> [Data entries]

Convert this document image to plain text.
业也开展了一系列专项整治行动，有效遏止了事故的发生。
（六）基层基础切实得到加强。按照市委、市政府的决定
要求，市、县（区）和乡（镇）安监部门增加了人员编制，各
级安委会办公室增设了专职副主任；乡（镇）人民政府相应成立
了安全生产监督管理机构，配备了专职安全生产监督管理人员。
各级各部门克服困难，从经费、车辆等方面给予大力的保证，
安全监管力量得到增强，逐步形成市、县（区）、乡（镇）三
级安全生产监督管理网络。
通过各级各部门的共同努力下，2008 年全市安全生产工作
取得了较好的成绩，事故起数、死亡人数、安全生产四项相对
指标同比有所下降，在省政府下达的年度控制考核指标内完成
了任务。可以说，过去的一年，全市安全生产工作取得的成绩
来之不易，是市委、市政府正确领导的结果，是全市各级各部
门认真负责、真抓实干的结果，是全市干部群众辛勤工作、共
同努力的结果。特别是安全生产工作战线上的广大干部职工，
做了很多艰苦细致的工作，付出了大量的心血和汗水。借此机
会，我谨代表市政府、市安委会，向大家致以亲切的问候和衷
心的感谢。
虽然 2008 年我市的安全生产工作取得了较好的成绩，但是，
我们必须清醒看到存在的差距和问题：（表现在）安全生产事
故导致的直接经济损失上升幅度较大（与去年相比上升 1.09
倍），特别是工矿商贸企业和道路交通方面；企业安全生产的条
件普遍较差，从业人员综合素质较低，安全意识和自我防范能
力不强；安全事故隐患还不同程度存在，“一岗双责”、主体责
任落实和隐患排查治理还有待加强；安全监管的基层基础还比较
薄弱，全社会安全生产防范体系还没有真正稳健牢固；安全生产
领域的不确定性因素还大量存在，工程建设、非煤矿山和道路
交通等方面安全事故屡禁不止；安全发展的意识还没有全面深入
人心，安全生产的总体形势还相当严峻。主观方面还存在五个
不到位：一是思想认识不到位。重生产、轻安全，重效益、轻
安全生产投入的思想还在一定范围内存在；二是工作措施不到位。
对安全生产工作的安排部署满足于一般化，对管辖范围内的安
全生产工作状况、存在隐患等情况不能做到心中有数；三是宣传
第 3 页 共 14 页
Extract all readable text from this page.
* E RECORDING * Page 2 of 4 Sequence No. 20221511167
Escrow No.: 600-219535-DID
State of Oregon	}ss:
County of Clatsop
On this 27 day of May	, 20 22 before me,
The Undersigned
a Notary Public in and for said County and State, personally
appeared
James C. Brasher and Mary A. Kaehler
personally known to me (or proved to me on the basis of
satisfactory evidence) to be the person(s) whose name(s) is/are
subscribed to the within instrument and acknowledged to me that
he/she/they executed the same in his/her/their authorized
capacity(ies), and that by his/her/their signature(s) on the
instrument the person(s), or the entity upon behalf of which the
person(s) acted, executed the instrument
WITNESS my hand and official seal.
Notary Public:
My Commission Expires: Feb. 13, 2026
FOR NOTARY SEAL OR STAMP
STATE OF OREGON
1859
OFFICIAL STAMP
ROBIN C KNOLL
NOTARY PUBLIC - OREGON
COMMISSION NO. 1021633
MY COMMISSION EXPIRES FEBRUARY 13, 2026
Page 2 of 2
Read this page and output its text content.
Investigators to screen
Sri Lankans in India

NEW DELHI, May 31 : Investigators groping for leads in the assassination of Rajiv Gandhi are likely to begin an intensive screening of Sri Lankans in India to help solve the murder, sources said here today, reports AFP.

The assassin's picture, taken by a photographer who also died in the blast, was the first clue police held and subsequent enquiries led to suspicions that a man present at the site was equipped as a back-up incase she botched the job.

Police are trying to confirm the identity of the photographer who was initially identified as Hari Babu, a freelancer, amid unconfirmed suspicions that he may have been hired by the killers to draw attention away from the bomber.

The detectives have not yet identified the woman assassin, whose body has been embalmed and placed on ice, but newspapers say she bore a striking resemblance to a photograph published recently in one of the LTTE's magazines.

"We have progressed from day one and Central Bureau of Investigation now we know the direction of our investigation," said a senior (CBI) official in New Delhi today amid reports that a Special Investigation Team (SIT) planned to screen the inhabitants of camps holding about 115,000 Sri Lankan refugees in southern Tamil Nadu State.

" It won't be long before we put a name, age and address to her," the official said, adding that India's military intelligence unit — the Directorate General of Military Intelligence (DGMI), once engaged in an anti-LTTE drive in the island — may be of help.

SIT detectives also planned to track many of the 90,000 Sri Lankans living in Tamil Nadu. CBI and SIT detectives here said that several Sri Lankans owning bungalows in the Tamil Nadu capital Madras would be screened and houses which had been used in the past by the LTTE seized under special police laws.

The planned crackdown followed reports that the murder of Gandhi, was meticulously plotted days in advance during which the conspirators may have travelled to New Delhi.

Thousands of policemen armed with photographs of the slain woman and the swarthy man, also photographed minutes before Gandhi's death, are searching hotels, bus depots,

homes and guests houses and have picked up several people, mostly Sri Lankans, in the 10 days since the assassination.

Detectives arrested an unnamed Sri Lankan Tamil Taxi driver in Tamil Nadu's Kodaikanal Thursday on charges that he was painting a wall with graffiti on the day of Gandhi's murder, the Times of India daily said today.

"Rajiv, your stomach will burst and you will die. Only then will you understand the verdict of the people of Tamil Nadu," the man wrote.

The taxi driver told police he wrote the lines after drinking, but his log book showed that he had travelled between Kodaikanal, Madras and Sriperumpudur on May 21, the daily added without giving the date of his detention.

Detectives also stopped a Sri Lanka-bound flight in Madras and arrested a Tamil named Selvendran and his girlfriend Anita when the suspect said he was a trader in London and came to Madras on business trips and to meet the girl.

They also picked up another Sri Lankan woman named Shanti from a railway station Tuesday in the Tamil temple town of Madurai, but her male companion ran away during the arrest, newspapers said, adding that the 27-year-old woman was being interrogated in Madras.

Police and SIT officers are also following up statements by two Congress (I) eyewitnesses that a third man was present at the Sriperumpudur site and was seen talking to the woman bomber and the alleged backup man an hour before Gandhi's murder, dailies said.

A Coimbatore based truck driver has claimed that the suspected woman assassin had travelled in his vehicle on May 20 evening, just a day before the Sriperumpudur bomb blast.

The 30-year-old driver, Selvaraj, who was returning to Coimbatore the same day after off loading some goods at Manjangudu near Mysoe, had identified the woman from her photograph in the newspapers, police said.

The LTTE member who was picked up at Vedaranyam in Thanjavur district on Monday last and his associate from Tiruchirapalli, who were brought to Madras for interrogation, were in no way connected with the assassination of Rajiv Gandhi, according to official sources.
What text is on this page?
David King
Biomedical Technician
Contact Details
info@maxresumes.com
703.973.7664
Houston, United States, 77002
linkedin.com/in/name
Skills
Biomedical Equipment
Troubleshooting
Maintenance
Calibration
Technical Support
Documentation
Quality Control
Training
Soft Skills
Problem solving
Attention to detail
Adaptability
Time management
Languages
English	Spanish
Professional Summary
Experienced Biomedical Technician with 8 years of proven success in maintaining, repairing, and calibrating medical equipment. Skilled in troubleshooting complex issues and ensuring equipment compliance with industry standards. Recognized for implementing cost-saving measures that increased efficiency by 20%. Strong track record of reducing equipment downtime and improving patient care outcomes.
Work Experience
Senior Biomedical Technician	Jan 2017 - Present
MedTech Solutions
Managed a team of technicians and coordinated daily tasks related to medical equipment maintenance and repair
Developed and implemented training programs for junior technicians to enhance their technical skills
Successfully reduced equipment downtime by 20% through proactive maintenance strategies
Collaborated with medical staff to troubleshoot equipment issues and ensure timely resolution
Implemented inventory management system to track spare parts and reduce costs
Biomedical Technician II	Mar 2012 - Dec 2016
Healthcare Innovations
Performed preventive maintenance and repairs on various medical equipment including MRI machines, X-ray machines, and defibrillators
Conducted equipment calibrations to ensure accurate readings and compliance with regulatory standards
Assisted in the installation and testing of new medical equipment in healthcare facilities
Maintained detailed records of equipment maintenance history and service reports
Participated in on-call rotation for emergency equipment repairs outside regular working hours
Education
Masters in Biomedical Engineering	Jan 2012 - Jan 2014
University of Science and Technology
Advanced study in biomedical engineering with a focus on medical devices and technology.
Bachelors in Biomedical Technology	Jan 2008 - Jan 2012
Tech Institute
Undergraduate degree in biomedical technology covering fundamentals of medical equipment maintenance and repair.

> [To be done] Gather, from the listing above, every line carrying the word "instrument".

> [Answer for this exercise]
subscribed to the within instrument and acknowledged to me that
instrument the person(s), or the entity upon behalf of which the
person(s) acted, executed the instrument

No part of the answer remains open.